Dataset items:
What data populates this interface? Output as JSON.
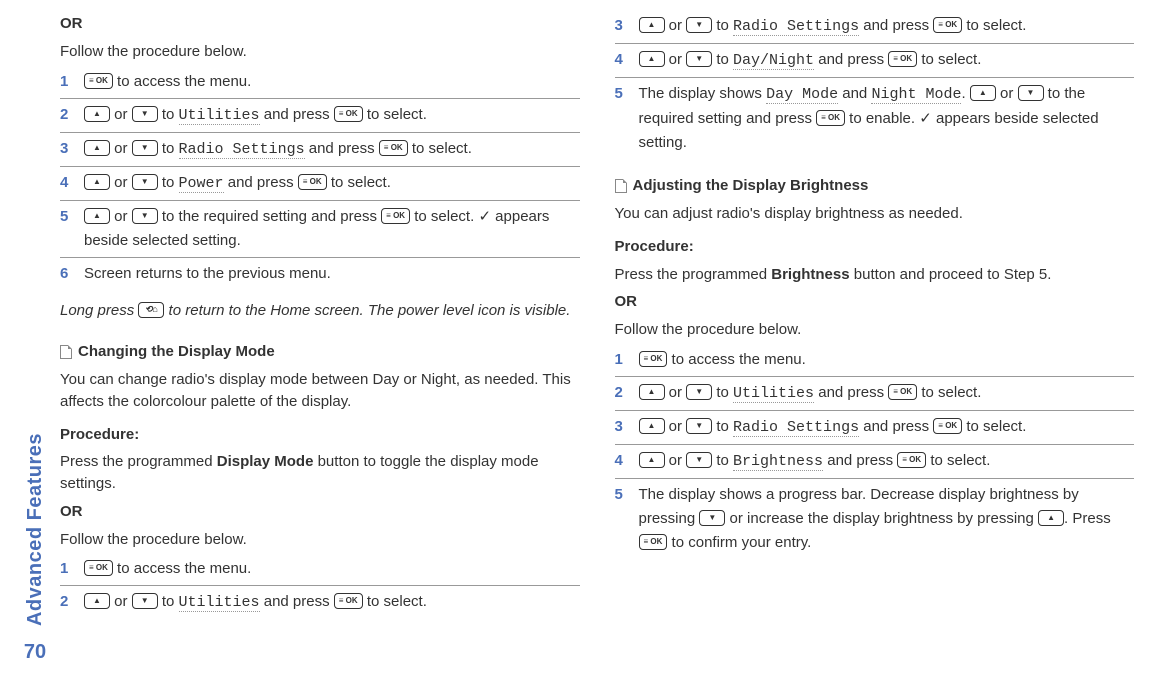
{
  "sidebar": {
    "section_label": "Advanced Features",
    "page_number": "70"
  },
  "left": {
    "or": "OR",
    "follow": "Follow the procedure below.",
    "steps_a": {
      "s1": {
        "num": "1",
        "tail": " to access the menu."
      },
      "s2": {
        "num": "2",
        "or": " or ",
        "to": " to ",
        "util": "Utilities",
        "press": " and press ",
        "sel": " to select."
      },
      "s3": {
        "num": "3",
        "or": " or ",
        "to": " to ",
        "rs": "Radio Settings",
        "press": " and press ",
        "sel": " to select."
      },
      "s4": {
        "num": "4",
        "or": " or ",
        "to": " to ",
        "pw": "Power",
        "press": " and press ",
        "sel": " to select."
      },
      "s5": {
        "num": "5",
        "or": " or ",
        "mid": " to the required setting and press ",
        "sel": " to select. ",
        "check": "✓",
        "tail": " appears beside selected setting."
      },
      "s6": {
        "num": "6",
        "text": "Screen returns to the previous menu."
      }
    },
    "long_press_pre": "Long press ",
    "long_press_post": " to return to the Home screen. The power level icon is visible.",
    "heading_b": "Changing the Display Mode",
    "desc_b": "You can change radio's display mode between Day or Night, as needed. This affects the colorcolour palette of the display.",
    "proc": "Procedure:",
    "proc_b1": "Press the programmed ",
    "proc_b_bold": "Display Mode",
    "proc_b2": " button to toggle the display mode settings.",
    "or2": "OR",
    "follow2": "Follow the procedure below.",
    "steps_b": {
      "s1": {
        "num": "1",
        "tail": " to access the menu."
      },
      "s2": {
        "num": "2",
        "or": " or ",
        "to": " to ",
        "util": "Utilities",
        "press": " and press ",
        "sel": " to select."
      }
    }
  },
  "right": {
    "steps_c": {
      "s3": {
        "num": "3",
        "or": " or ",
        "to": " to ",
        "rs": "Radio Settings",
        "press": " and press ",
        "sel": " to select."
      },
      "s4": {
        "num": "4",
        "or": " or ",
        "to": " to ",
        "dn": "Day/Night",
        "press": " and press ",
        "sel": " to select."
      },
      "s5": {
        "num": "5",
        "pre": "The display shows ",
        "dm": "Day Mode",
        "and": " and ",
        "nm": "Night Mode",
        "dot": ". ",
        "or": " or ",
        "mid": " to the required setting and press ",
        "en": " to enable. ",
        "check": "✓",
        "tail": " appears beside selected setting."
      }
    },
    "heading_d": "Adjusting the Display Brightness",
    "desc_d": "You can adjust radio's display brightness as needed.",
    "proc": "Procedure:",
    "proc_d1": "Press the programmed ",
    "proc_d_bold": "Brightness",
    "proc_d2": " button and proceed to Step 5.",
    "or3": "OR",
    "follow3": "Follow the procedure below.",
    "steps_d": {
      "s1": {
        "num": "1",
        "tail": " to access the menu."
      },
      "s2": {
        "num": "2",
        "or": " or ",
        "to": " to ",
        "util": "Utilities",
        "press": " and press ",
        "sel": " to select."
      },
      "s3": {
        "num": "3",
        "or": " or ",
        "to": " to ",
        "rs": "Radio Settings",
        "press": " and press ",
        "sel": " to select."
      },
      "s4": {
        "num": "4",
        "or": " or ",
        "to": " to ",
        "br": "Brightness",
        "press": " and press ",
        "sel": " to select."
      },
      "s5": {
        "num": "5",
        "pre": "The display shows a progress bar. Decrease display brightness by pressing ",
        "mid": " or increase the display brightness by pressing ",
        "post": ". Press ",
        "tail": " to confirm your entry."
      }
    }
  }
}
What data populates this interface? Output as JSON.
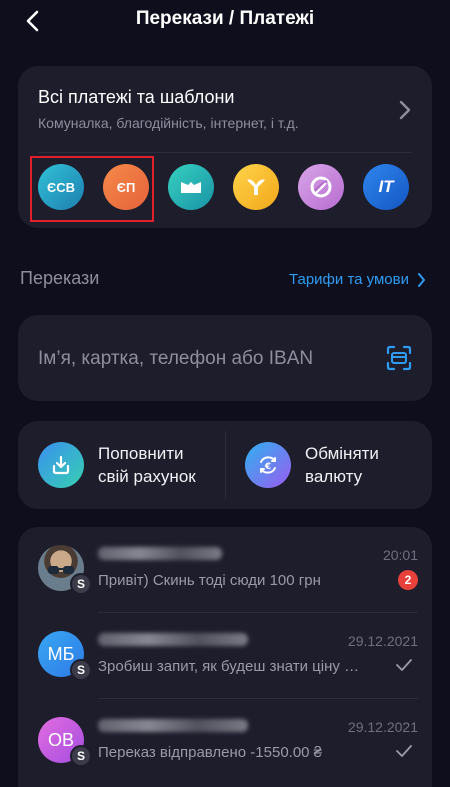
{
  "header": {
    "title": "Перекази / Платежі"
  },
  "payments": {
    "title": "Всі платежі та шаблони",
    "subtitle": "Комуналка, благодійність, інтернет, і т.д.",
    "shortcuts": [
      {
        "label": "ЄСВ",
        "icon": "esv-icon"
      },
      {
        "label": "ЄП",
        "icon": "ep-icon"
      },
      {
        "label": "",
        "icon": "wallet-icon"
      },
      {
        "label": "",
        "icon": "kyivstar-icon"
      },
      {
        "label": "",
        "icon": "lifecell-icon"
      },
      {
        "label": "IT",
        "icon": "it-icon"
      }
    ]
  },
  "transfers": {
    "section_label": "Перекази",
    "tariffs_link": "Тарифи та умови",
    "search_placeholder": "Ім’я, картка, телефон або IBAN"
  },
  "actions": {
    "topup_label": "Поповнити\nсвій рахунок",
    "exchange_label": "Обміняти\nвалюту"
  },
  "chats": [
    {
      "avatar_initials": "",
      "badge": "S",
      "time": "20:01",
      "message": "Привіт) Скинь тоді сюди 100 грн",
      "unread": "2"
    },
    {
      "avatar_initials": "МБ",
      "badge": "S",
      "time": "29.12.2021",
      "message": "Зробиш запит, як будеш знати ціну за...",
      "status": "read"
    },
    {
      "avatar_initials": "ОВ",
      "badge": "S",
      "time": "29.12.2021",
      "message": "Переказ відправлено -1550.00 ₴",
      "status": "read"
    }
  ],
  "colors": {
    "background": "#0e0e1c",
    "card": "#1d1d2c",
    "accent_blue": "#2f9cf2",
    "unread_badge": "#e8413c",
    "selection_box": "#e0202a"
  }
}
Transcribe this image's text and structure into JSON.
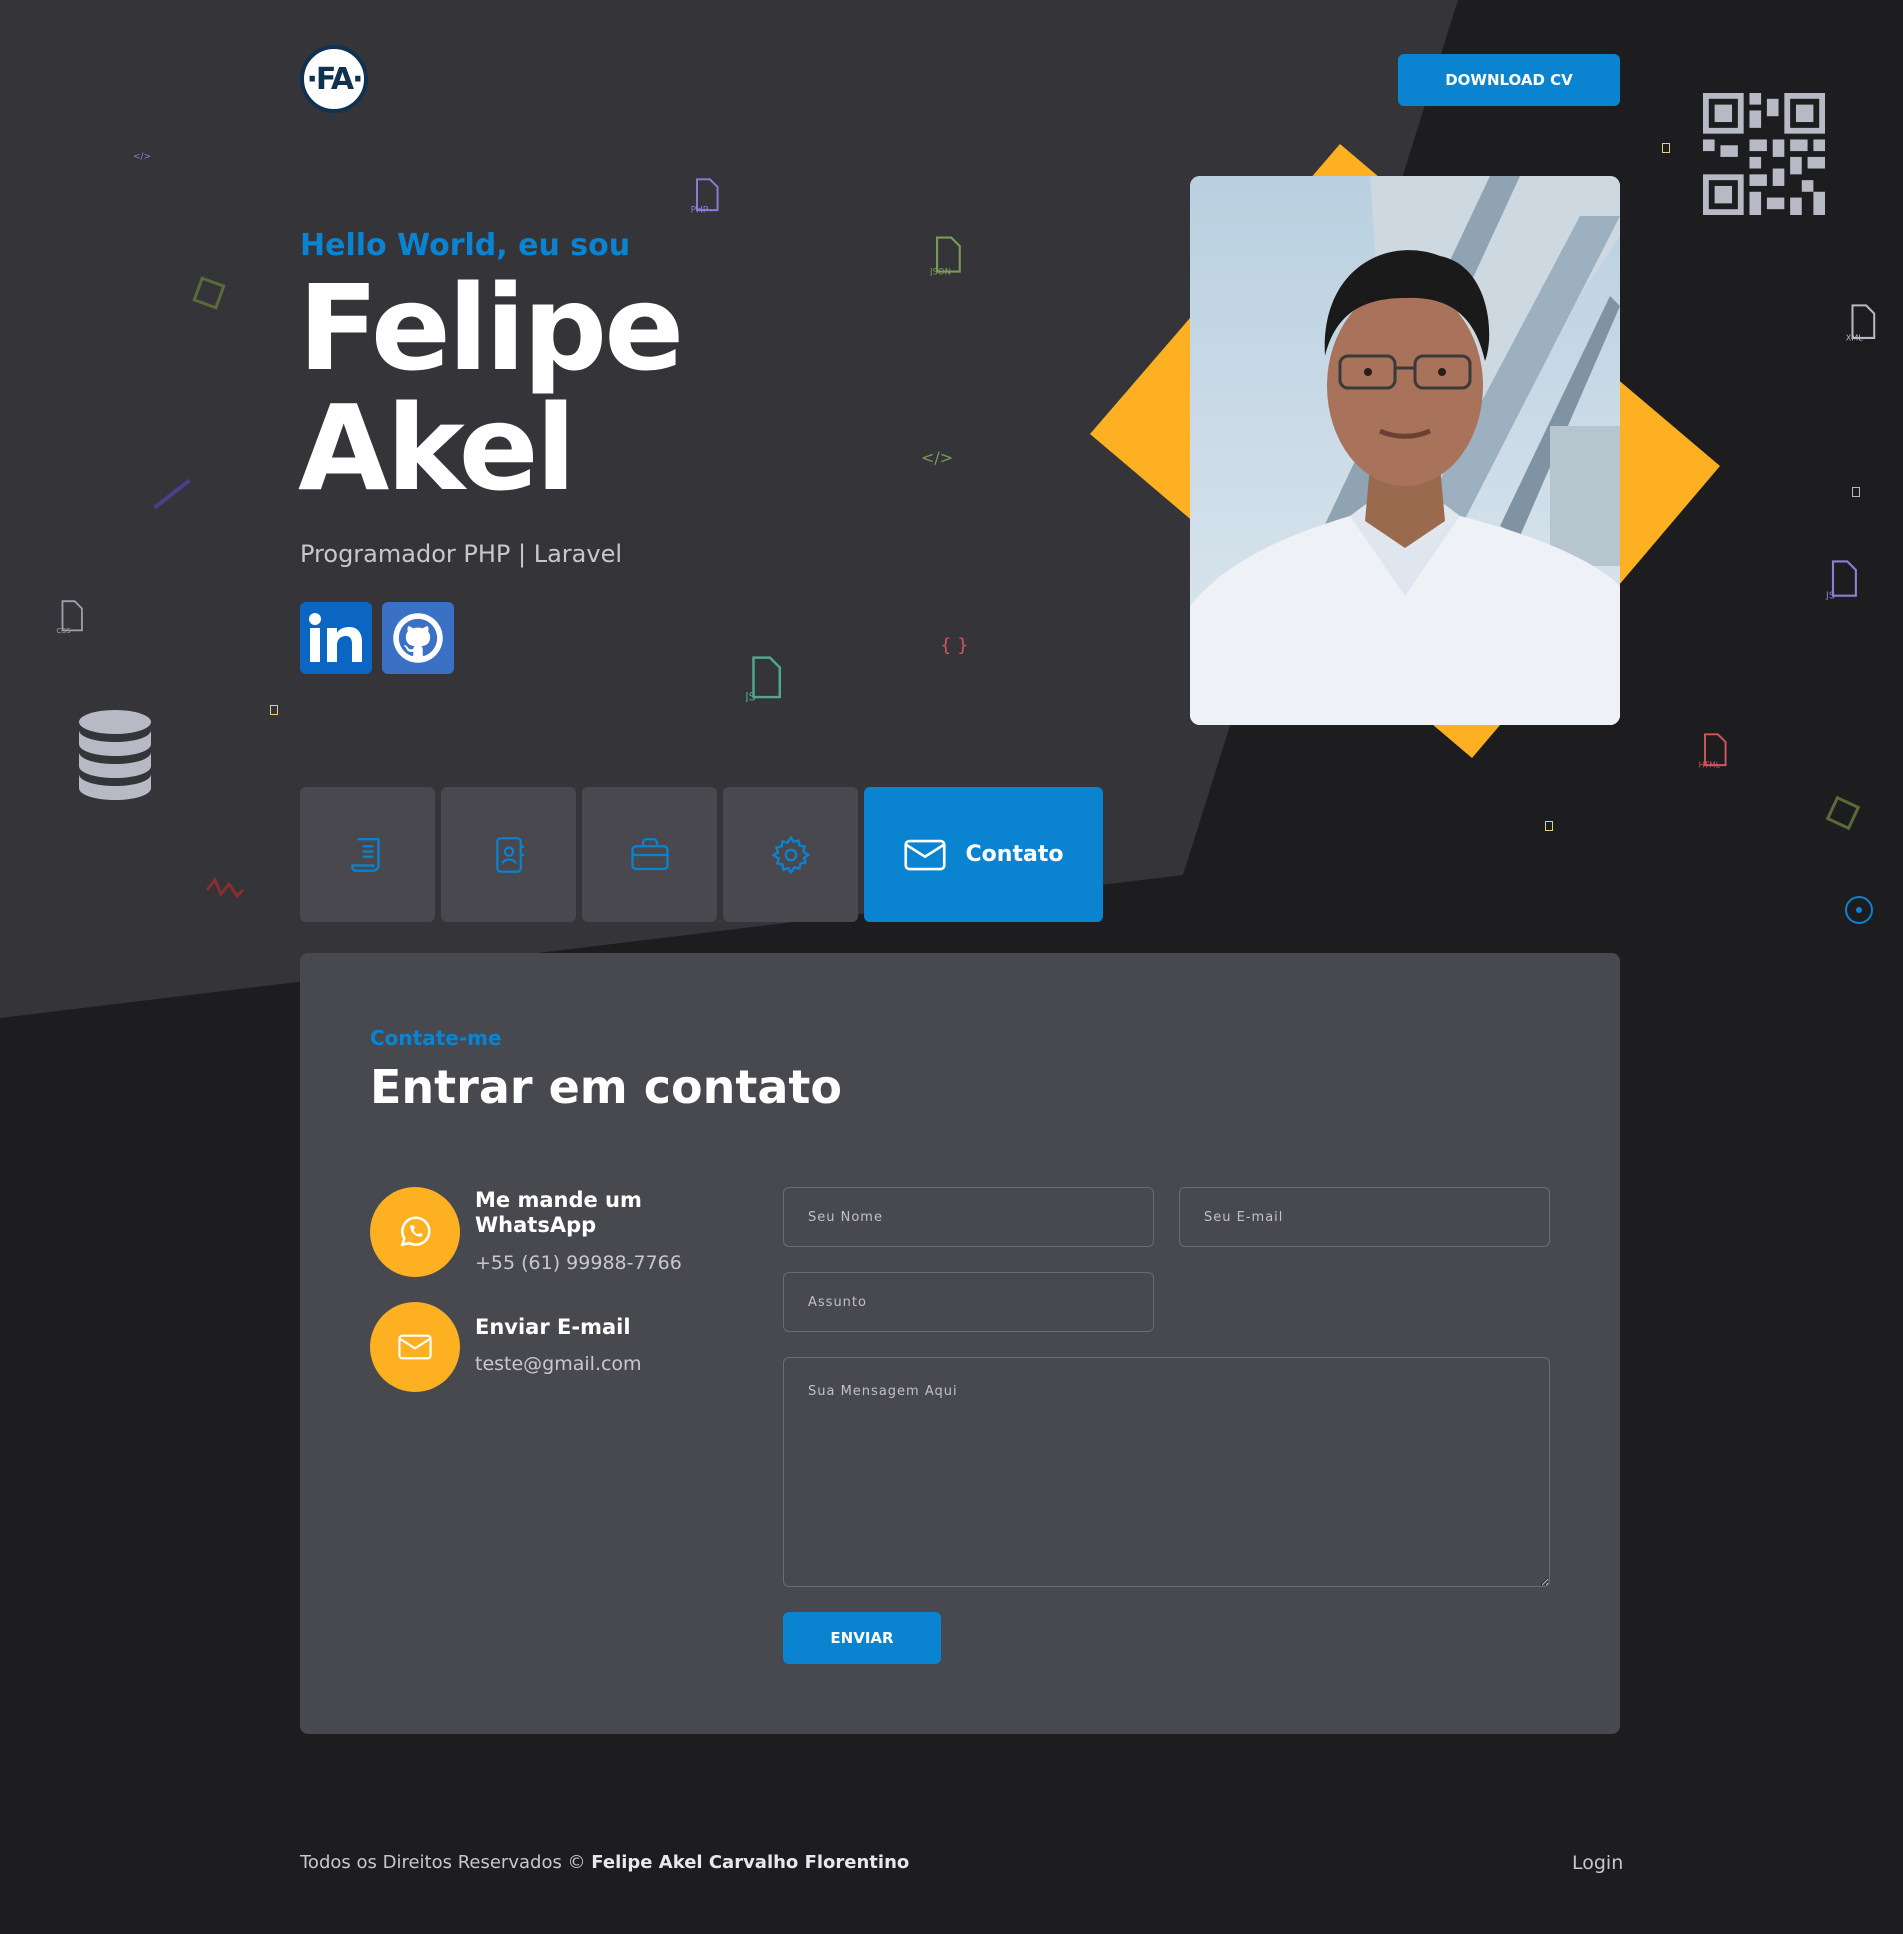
{
  "header": {
    "logo_text": "·FA·",
    "download_label": "DOWNLOAD CV"
  },
  "hero": {
    "greeting": "Hello World, eu sou",
    "first_name": "Felipe",
    "last_name": "Akel",
    "role": "Programador PHP | Laravel"
  },
  "social": [
    {
      "name": "linkedin-icon"
    },
    {
      "name": "github-icon"
    }
  ],
  "tabs": [
    {
      "icon": "resume-icon"
    },
    {
      "icon": "contact-card-icon"
    },
    {
      "icon": "briefcase-icon"
    },
    {
      "icon": "gear-icon"
    },
    {
      "icon": "envelope-icon",
      "label": "Contato",
      "active": true
    }
  ],
  "contact": {
    "kicker": "Contate-me",
    "title": "Entrar em contato",
    "whatsapp": {
      "title_line1": "Me mande um",
      "title_line2": "WhatsApp",
      "value": "+55 (61) 99988-7766"
    },
    "email": {
      "title": "Enviar E-mail",
      "value": "teste@gmail.com"
    },
    "form": {
      "name_placeholder": "Seu Nome",
      "email_placeholder": "Seu E-mail",
      "subject_placeholder": "Assunto",
      "message_placeholder": "Sua Mensagem Aqui",
      "submit_label": "ENVIAR"
    }
  },
  "deco_labels": {
    "php": "PHP",
    "json": "JSON",
    "css": "CSS",
    "js": "JS",
    "xml": "XML",
    "html": "HTML",
    "tag": "</>",
    "braces": "{ }"
  },
  "footer": {
    "rights": "Todos os Direitos Reservados ©",
    "owner": "Felipe Akel Carvalho Florentino",
    "login": "Login"
  },
  "colors": {
    "accent": "#0a84d0",
    "yellow": "#fdb022",
    "bg_dark": "#1d1c1f",
    "bg_panel": "#343439",
    "card": "#48494f"
  }
}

• SET TASK:
From the data above, write out everything exactly except the pictures.

• THE REPLY:
What data populates this interface? Output as JSON.
{
  "sidebar": {
    "section_label": "Advanced Features",
    "page_number": "70"
  },
  "left": {
    "or": "OR",
    "follow": "Follow the procedure below.",
    "steps_a": {
      "s1": {
        "num": "1",
        "tail": " to access the menu."
      },
      "s2": {
        "num": "2",
        "or": " or ",
        "to": " to ",
        "util": "Utilities",
        "press": " and press ",
        "sel": " to select."
      },
      "s3": {
        "num": "3",
        "or": " or ",
        "to": " to ",
        "rs": "Radio Settings",
        "press": " and press ",
        "sel": " to select."
      },
      "s4": {
        "num": "4",
        "or": " or ",
        "to": " to ",
        "pw": "Power",
        "press": " and press ",
        "sel": " to select."
      },
      "s5": {
        "num": "5",
        "or": " or ",
        "mid": " to the required setting and press ",
        "sel": " to select. ",
        "check": "✓",
        "tail": " appears beside selected setting."
      },
      "s6": {
        "num": "6",
        "text": "Screen returns to the previous menu."
      }
    },
    "long_press_pre": "Long press ",
    "long_press_post": " to return to the Home screen. The power level icon is visible.",
    "heading_b": "Changing the Display Mode",
    "desc_b": "You can change radio's display mode between Day or Night, as needed. This affects the colorcolour palette of the display.",
    "proc": "Procedure:",
    "proc_b1": "Press the programmed ",
    "proc_b_bold": "Display Mode",
    "proc_b2": " button to toggle the display mode settings.",
    "or2": "OR",
    "follow2": "Follow the procedure below.",
    "steps_b": {
      "s1": {
        "num": "1",
        "tail": " to access the menu."
      },
      "s2": {
        "num": "2",
        "or": " or ",
        "to": " to ",
        "util": "Utilities",
        "press": " and press ",
        "sel": " to select."
      }
    }
  },
  "right": {
    "steps_c": {
      "s3": {
        "num": "3",
        "or": " or ",
        "to": " to ",
        "rs": "Radio Settings",
        "press": " and press ",
        "sel": " to select."
      },
      "s4": {
        "num": "4",
        "or": " or ",
        "to": " to ",
        "dn": "Day/Night",
        "press": " and press ",
        "sel": " to select."
      },
      "s5": {
        "num": "5",
        "pre": "The display shows ",
        "dm": "Day Mode",
        "and": " and ",
        "nm": "Night Mode",
        "dot": ". ",
        "or": " or ",
        "mid": " to the required setting and press ",
        "en": " to enable. ",
        "check": "✓",
        "tail": " appears beside selected setting."
      }
    },
    "heading_d": "Adjusting the Display Brightness",
    "desc_d": "You can adjust radio's display brightness as needed.",
    "proc": "Procedure:",
    "proc_d1": "Press the programmed ",
    "proc_d_bold": "Brightness",
    "proc_d2": " button and proceed to Step 5.",
    "or3": "OR",
    "follow3": "Follow the procedure below.",
    "steps_d": {
      "s1": {
        "num": "1",
        "tail": " to access the menu."
      },
      "s2": {
        "num": "2",
        "or": " or ",
        "to": " to ",
        "util": "Utilities",
        "press": " and press ",
        "sel": " to select."
      },
      "s3": {
        "num": "3",
        "or": " or ",
        "to": " to ",
        "rs": "Radio Settings",
        "press": " and press ",
        "sel": " to select."
      },
      "s4": {
        "num": "4",
        "or": " or ",
        "to": " to ",
        "br": "Brightness",
        "press": " and press ",
        "sel": " to select."
      },
      "s5": {
        "num": "5",
        "pre": "The display shows a progress bar. Decrease display brightness by pressing ",
        "mid": " or increase the display brightness by pressing ",
        "post": ". Press ",
        "tail": " to confirm your entry."
      }
    }
  }
}
What data populates this interface? Output as JSON.
{
  "header": {
    "title": "Перекази / Платежі"
  },
  "payments": {
    "title": "Всі платежі та шаблони",
    "subtitle": "Комуналка, благодійність, інтернет, і т.д.",
    "shortcuts": [
      {
        "label": "ЄСВ",
        "icon": "esv-icon"
      },
      {
        "label": "ЄП",
        "icon": "ep-icon"
      },
      {
        "label": "",
        "icon": "wallet-icon"
      },
      {
        "label": "",
        "icon": "kyivstar-icon"
      },
      {
        "label": "",
        "icon": "lifecell-icon"
      },
      {
        "label": "IT",
        "icon": "it-icon"
      }
    ]
  },
  "transfers": {
    "section_label": "Перекази",
    "tariffs_link": "Тарифи та умови",
    "search_placeholder": "Ім’я, картка, телефон або IBAN"
  },
  "actions": {
    "topup_label": "Поповнити\nсвій рахунок",
    "exchange_label": "Обміняти\nвалюту"
  },
  "chats": [
    {
      "avatar_initials": "",
      "badge": "S",
      "time": "20:01",
      "message": "Привіт) Скинь тоді сюди 100 грн",
      "unread": "2"
    },
    {
      "avatar_initials": "МБ",
      "badge": "S",
      "time": "29.12.2021",
      "message": "Зробиш запит, як будеш знати ціну за...",
      "status": "read"
    },
    {
      "avatar_initials": "ОВ",
      "badge": "S",
      "time": "29.12.2021",
      "message": "Переказ відправлено -1550.00 ₴",
      "status": "read"
    }
  ],
  "colors": {
    "background": "#0e0e1c",
    "card": "#1d1d2c",
    "accent_blue": "#2f9cf2",
    "unread_badge": "#e8413c",
    "selection_box": "#e0202a"
  }
}
Transcribe this image's text and structure into JSON.
{
  "header": {
    "logo_text": "·FA·",
    "download_label": "DOWNLOAD CV"
  },
  "hero": {
    "greeting": "Hello World, eu sou",
    "first_name": "Felipe",
    "last_name": "Akel",
    "role": "Programador PHP | Laravel"
  },
  "social": [
    {
      "name": "linkedin-icon"
    },
    {
      "name": "github-icon"
    }
  ],
  "tabs": [
    {
      "icon": "resume-icon"
    },
    {
      "icon": "contact-card-icon"
    },
    {
      "icon": "briefcase-icon"
    },
    {
      "icon": "gear-icon"
    },
    {
      "icon": "envelope-icon",
      "label": "Contato",
      "active": true
    }
  ],
  "contact": {
    "kicker": "Contate-me",
    "title": "Entrar em contato",
    "whatsapp": {
      "title_line1": "Me mande um",
      "title_line2": "WhatsApp",
      "value": "+55 (61) 99988-7766"
    },
    "email": {
      "title": "Enviar E-mail",
      "value": "teste@gmail.com"
    },
    "form": {
      "name_placeholder": "Seu Nome",
      "email_placeholder": "Seu E-mail",
      "subject_placeholder": "Assunto",
      "message_placeholder": "Sua Mensagem Aqui",
      "submit_label": "ENVIAR"
    }
  },
  "deco_labels": {
    "php": "PHP",
    "json": "JSON",
    "css": "CSS",
    "js": "JS",
    "xml": "XML",
    "html": "HTML",
    "tag": "</>",
    "braces": "{ }"
  },
  "footer": {
    "rights": "Todos os Direitos Reservados ©",
    "owner": "Felipe Akel Carvalho Florentino",
    "login": "Login"
  },
  "colors": {
    "accent": "#0a84d0",
    "yellow": "#fdb022",
    "bg_dark": "#1d1c1f",
    "bg_panel": "#343439",
    "card": "#48494f"
  }
}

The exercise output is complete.